Exercise goal:
Each entry has to be copied exactly, with nothing missed.

Stored entries
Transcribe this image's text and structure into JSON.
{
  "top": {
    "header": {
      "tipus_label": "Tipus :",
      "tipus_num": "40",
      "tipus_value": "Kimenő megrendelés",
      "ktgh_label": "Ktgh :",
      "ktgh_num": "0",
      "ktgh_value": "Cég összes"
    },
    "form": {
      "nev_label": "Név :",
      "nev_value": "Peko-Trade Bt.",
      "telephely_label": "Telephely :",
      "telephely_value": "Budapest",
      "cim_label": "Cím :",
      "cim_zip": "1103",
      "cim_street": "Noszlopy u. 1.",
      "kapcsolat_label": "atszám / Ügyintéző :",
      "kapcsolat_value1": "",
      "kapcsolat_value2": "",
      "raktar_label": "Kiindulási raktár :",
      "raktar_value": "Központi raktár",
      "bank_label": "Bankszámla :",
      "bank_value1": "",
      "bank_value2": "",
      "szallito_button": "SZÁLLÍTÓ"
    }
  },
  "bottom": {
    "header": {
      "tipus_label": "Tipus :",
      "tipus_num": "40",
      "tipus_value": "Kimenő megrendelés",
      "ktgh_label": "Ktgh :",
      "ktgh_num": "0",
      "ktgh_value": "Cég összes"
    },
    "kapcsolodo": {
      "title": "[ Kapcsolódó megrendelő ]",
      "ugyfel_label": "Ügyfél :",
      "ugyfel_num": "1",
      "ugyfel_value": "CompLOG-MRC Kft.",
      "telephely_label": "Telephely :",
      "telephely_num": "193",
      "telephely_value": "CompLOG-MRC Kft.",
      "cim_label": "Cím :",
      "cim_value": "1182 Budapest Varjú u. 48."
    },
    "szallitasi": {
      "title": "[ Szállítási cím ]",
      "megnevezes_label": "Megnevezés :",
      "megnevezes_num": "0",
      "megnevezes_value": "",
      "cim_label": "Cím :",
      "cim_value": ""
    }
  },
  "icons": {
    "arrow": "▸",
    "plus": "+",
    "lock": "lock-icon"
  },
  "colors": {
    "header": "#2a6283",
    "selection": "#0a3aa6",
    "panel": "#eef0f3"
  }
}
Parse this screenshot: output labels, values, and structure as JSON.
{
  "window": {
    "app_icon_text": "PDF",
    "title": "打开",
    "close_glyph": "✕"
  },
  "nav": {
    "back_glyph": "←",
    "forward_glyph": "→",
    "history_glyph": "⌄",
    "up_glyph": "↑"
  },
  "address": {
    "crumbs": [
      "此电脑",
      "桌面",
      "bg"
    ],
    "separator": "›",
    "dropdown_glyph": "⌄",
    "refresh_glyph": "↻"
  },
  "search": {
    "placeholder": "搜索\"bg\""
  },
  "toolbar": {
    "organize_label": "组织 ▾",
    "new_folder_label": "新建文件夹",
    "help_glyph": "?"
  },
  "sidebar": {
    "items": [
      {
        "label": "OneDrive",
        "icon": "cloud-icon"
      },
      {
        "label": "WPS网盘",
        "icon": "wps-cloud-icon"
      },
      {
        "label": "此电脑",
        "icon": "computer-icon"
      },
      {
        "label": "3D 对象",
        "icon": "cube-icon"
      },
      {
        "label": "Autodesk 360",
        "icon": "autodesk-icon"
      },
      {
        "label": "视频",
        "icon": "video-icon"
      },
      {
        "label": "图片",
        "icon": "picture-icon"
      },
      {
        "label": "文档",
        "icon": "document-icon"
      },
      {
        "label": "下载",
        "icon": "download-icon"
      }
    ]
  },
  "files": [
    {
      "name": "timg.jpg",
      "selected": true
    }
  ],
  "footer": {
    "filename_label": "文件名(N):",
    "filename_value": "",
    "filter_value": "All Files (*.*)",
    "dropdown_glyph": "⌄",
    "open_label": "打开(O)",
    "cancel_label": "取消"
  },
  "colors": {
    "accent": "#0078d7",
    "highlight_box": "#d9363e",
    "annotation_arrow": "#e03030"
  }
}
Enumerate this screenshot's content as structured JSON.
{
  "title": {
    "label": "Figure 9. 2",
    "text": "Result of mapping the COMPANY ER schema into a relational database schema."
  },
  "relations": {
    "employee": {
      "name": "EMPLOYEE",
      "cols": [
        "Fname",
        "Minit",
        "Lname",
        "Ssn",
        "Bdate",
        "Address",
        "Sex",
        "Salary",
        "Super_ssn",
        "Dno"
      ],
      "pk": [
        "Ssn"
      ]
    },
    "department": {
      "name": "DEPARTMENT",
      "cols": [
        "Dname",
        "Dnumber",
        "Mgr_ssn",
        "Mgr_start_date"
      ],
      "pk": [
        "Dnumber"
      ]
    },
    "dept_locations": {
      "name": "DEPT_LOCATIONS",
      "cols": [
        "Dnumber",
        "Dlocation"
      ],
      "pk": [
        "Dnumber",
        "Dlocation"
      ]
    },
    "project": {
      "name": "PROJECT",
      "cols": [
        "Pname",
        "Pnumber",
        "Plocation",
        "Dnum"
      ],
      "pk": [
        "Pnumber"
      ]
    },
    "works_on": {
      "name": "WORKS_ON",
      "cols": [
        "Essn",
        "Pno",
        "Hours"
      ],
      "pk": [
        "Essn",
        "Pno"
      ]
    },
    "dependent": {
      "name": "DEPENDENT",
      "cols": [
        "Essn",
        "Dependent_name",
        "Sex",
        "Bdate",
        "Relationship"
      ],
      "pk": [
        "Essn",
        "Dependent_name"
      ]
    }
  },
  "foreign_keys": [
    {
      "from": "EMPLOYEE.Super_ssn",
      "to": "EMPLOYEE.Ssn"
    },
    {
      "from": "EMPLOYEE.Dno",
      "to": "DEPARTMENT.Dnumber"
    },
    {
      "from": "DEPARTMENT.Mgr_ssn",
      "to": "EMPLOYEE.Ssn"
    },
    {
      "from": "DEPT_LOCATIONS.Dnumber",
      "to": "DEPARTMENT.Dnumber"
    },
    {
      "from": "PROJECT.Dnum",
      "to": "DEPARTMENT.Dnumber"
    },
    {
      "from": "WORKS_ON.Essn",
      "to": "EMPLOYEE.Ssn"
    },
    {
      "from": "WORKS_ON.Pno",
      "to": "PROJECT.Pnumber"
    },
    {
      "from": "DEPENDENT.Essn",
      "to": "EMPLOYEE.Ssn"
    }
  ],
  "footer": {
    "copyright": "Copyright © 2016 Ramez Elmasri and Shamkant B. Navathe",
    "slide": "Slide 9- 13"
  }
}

Task output:
Transcribe this image's text and structure into JSON.
{
  "top": {
    "header": {
      "tipus_label": "Tipus :",
      "tipus_num": "40",
      "tipus_value": "Kimenő megrendelés",
      "ktgh_label": "Ktgh :",
      "ktgh_num": "0",
      "ktgh_value": "Cég összes"
    },
    "form": {
      "nev_label": "Név :",
      "nev_value": "Peko-Trade Bt.",
      "telephely_label": "Telephely :",
      "telephely_value": "Budapest",
      "cim_label": "Cím :",
      "cim_zip": "1103",
      "cim_street": "Noszlopy u. 1.",
      "kapcsolat_label": "atszám / Ügyintéző :",
      "kapcsolat_value1": "",
      "kapcsolat_value2": "",
      "raktar_label": "Kiindulási raktár :",
      "raktar_value": "Központi raktár",
      "bank_label": "Bankszámla :",
      "bank_value1": "",
      "bank_value2": "",
      "szallito_button": "SZÁLLÍTÓ"
    }
  },
  "bottom": {
    "header": {
      "tipus_label": "Tipus :",
      "tipus_num": "40",
      "tipus_value": "Kimenő megrendelés",
      "ktgh_label": "Ktgh :",
      "ktgh_num": "0",
      "ktgh_value": "Cég összes"
    },
    "kapcsolodo": {
      "title": "[ Kapcsolódó megrendelő ]",
      "ugyfel_label": "Ügyfél :",
      "ugyfel_num": "1",
      "ugyfel_value": "CompLOG-MRC Kft.",
      "telephely_label": "Telephely :",
      "telephely_num": "193",
      "telephely_value": "CompLOG-MRC Kft.",
      "cim_label": "Cím :",
      "cim_value": "1182 Budapest Varjú u. 48."
    },
    "szallitasi": {
      "title": "[ Szállítási cím ]",
      "megnevezes_label": "Megnevezés :",
      "megnevezes_num": "0",
      "megnevezes_value": "",
      "cim_label": "Cím :",
      "cim_value": ""
    }
  },
  "icons": {
    "arrow": "▸",
    "plus": "+",
    "lock": "lock-icon"
  },
  "colors": {
    "header": "#2a6283",
    "selection": "#0a3aa6",
    "panel": "#eef0f3"
  }
}
Parse this screenshot: output labels, values, and structure as JSON.
{
  "window": {
    "app_icon_text": "PDF",
    "title": "打开",
    "close_glyph": "✕"
  },
  "nav": {
    "back_glyph": "←",
    "forward_glyph": "→",
    "history_glyph": "⌄",
    "up_glyph": "↑"
  },
  "address": {
    "crumbs": [
      "此电脑",
      "桌面",
      "bg"
    ],
    "separator": "›",
    "dropdown_glyph": "⌄",
    "refresh_glyph": "↻"
  },
  "search": {
    "placeholder": "搜索\"bg\""
  },
  "toolbar": {
    "organize_label": "组织 ▾",
    "new_folder_label": "新建文件夹",
    "help_glyph": "?"
  },
  "sidebar": {
    "items": [
      {
        "label": "OneDrive",
        "icon": "cloud-icon"
      },
      {
        "label": "WPS网盘",
        "icon": "wps-cloud-icon"
      },
      {
        "label": "此电脑",
        "icon": "computer-icon"
      },
      {
        "label": "3D 对象",
        "icon": "cube-icon"
      },
      {
        "label": "Autodesk 360",
        "icon": "autodesk-icon"
      },
      {
        "label": "视频",
        "icon": "video-icon"
      },
      {
        "label": "图片",
        "icon": "picture-icon"
      },
      {
        "label": "文档",
        "icon": "document-icon"
      },
      {
        "label": "下载",
        "icon": "download-icon"
      }
    ]
  },
  "files": [
    {
      "name": "timg.jpg",
      "selected": true
    }
  ],
  "footer": {
    "filename_label": "文件名(N):",
    "filename_value": "",
    "filter_value": "All Files (*.*)",
    "dropdown_glyph": "⌄",
    "open_label": "打开(O)",
    "cancel_label": "取消"
  },
  "colors": {
    "accent": "#0078d7",
    "highlight_box": "#d9363e",
    "annotation_arrow": "#e03030"
  }
}
Enumerate this screenshot's content as structured JSON.
{
  "title": {
    "label": "Figure 9. 2",
    "text": "Result of mapping the COMPANY ER schema into a relational database schema."
  },
  "relations": {
    "employee": {
      "name": "EMPLOYEE",
      "cols": [
        "Fname",
        "Minit",
        "Lname",
        "Ssn",
        "Bdate",
        "Address",
        "Sex",
        "Salary",
        "Super_ssn",
        "Dno"
      ],
      "pk": [
        "Ssn"
      ]
    },
    "department": {
      "name": "DEPARTMENT",
      "cols": [
        "Dname",
        "Dnumber",
        "Mgr_ssn",
        "Mgr_start_date"
      ],
      "pk": [
        "Dnumber"
      ]
    },
    "dept_locations": {
      "name": "DEPT_LOCATIONS",
      "cols": [
        "Dnumber",
        "Dlocation"
      ],
      "pk": [
        "Dnumber",
        "Dlocation"
      ]
    },
    "project": {
      "name": "PROJECT",
      "cols": [
        "Pname",
        "Pnumber",
        "Plocation",
        "Dnum"
      ],
      "pk": [
        "Pnumber"
      ]
    },
    "works_on": {
      "name": "WORKS_ON",
      "cols": [
        "Essn",
        "Pno",
        "Hours"
      ],
      "pk": [
        "Essn",
        "Pno"
      ]
    },
    "dependent": {
      "name": "DEPENDENT",
      "cols": [
        "Essn",
        "Dependent_name",
        "Sex",
        "Bdate",
        "Relationship"
      ],
      "pk": [
        "Essn",
        "Dependent_name"
      ]
    }
  },
  "foreign_keys": [
    {
      "from": "EMPLOYEE.Super_ssn",
      "to": "EMPLOYEE.Ssn"
    },
    {
      "from": "EMPLOYEE.Dno",
      "to": "DEPARTMENT.Dnumber"
    },
    {
      "from": "DEPARTMENT.Mgr_ssn",
      "to": "EMPLOYEE.Ssn"
    },
    {
      "from": "DEPT_LOCATIONS.Dnumber",
      "to": "DEPARTMENT.Dnumber"
    },
    {
      "from": "PROJECT.Dnum",
      "to": "DEPARTMENT.Dnumber"
    },
    {
      "from": "WORKS_ON.Essn",
      "to": "EMPLOYEE.Ssn"
    },
    {
      "from": "WORKS_ON.Pno",
      "to": "PROJECT.Pnumber"
    },
    {
      "from": "DEPENDENT.Essn",
      "to": "EMPLOYEE.Ssn"
    }
  ],
  "footer": {
    "copyright": "Copyright © 2016 Ramez Elmasri and Shamkant B. Navathe",
    "slide": "Slide 9- 13"
  }
}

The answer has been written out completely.